### Required work
Print out the entries below with no edits.

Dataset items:
>>>>>

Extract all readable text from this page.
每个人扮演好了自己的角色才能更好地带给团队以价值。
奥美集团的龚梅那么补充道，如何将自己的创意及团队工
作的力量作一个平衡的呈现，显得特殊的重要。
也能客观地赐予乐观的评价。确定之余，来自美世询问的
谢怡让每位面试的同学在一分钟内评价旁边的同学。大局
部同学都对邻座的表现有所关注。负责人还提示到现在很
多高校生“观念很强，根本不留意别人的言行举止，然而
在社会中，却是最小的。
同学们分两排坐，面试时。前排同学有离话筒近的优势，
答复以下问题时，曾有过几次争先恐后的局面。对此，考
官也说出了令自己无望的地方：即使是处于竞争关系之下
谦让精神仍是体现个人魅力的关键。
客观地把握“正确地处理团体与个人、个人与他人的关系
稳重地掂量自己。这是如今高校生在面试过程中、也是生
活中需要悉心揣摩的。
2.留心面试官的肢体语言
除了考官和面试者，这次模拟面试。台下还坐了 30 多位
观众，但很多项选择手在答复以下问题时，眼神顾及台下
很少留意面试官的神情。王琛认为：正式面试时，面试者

<<<<<

### Solution for this problem
Extract all readable text from this page.
每个人扮演好了自己的角色才能更好地带给团队以价值。
奥美集团的龚梅那么补充道，如何将自己的创意及团队工
作的力量作一个平衡的呈现，显得特殊的重要。
也能客观地赐予乐观的评价。确定之余，来自美世询问的
谢怡让每位面试的同学在一分钟内评价旁边的同学。大局
部同学都对邻座的表现有所关注。负责人还提示到现在很
多高校生“观念很强，根本不留意别人的言行举止，然而
在社会中，却是最小的。
同学们分两排坐，面试时。前排同学有离话筒近的优势，
答复以下问题时，曾有过几次争先恐后的局面。对此，考
官也说出了令自己无望的地方：即使是处于竞争关系之下
谦让精神仍是体现个人魅力的关键。
客观地把握“正确地处理团体与个人、个人与他人的关系
稳重地掂量自己。这是如今高校生在面试过程中、也是生
活中需要悉心揣摩的。
2.留心面试官的肢体语言
除了考官和面试者，这次模拟面试。台下还坐了 30 多位
观众，但很多项选择手在答复以下问题时，眼神顾及台下
很少留意面试官的神情。王琛认为：正式面试时，面试者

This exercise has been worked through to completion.